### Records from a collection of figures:

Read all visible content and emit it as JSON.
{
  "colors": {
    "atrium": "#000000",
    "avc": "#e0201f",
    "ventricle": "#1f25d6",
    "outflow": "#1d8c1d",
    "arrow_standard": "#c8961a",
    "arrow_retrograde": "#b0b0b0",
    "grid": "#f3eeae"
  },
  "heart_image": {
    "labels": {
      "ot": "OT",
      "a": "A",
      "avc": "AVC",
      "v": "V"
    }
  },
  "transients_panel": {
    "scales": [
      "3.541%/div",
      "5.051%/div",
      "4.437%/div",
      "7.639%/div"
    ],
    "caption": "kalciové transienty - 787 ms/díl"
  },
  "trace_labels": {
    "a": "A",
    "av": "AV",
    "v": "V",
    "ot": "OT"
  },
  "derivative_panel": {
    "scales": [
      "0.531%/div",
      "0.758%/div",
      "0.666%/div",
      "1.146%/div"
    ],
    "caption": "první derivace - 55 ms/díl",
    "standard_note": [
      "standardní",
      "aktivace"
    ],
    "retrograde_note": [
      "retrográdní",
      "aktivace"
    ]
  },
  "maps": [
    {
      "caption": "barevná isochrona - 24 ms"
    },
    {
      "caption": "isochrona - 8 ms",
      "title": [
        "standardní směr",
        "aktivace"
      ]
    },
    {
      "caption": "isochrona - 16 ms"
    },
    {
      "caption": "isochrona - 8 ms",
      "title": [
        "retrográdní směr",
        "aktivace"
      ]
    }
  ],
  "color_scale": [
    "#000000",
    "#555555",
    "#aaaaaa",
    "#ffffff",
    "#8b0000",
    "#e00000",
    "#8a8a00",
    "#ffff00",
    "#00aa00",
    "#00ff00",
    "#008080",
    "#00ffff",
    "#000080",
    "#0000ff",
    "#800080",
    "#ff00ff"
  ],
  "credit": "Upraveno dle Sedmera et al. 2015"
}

==

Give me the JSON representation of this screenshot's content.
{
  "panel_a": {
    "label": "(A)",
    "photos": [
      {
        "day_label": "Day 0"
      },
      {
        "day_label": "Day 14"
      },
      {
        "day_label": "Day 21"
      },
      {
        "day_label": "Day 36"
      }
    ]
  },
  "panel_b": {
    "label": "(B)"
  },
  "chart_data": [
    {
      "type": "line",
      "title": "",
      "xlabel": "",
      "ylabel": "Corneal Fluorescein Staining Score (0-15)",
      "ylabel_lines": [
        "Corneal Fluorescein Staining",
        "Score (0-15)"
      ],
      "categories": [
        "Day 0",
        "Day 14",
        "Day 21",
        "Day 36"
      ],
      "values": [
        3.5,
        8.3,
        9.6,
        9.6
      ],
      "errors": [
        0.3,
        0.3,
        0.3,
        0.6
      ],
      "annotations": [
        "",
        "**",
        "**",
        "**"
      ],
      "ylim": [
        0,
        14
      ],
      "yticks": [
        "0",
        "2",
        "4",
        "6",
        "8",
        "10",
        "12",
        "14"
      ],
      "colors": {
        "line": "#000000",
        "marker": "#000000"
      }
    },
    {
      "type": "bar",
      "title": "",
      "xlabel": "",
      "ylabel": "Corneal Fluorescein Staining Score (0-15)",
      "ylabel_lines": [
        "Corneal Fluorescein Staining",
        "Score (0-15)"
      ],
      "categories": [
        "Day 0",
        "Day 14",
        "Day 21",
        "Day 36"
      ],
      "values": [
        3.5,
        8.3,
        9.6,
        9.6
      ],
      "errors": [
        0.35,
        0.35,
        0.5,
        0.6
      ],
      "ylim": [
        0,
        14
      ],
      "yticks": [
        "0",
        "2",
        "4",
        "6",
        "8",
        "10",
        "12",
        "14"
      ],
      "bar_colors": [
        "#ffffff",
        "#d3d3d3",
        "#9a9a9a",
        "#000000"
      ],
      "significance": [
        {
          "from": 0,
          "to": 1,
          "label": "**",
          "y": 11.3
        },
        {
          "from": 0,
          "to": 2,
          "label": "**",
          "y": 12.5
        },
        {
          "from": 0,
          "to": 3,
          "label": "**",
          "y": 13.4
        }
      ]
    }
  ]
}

### REQUEST:
Look for lines containing the string "caption" and copy them all.

### THE REPLY:
    "caption": "kalciové transienty - 787 ms/díl"
    "caption": "první derivace - 55 ms/díl",
      "caption": "barevná isochrona - 24 ms"
      "caption": "isochrona - 8 ms",
      "caption": "isochrona - 16 ms"
      "caption": "isochrona - 8 ms",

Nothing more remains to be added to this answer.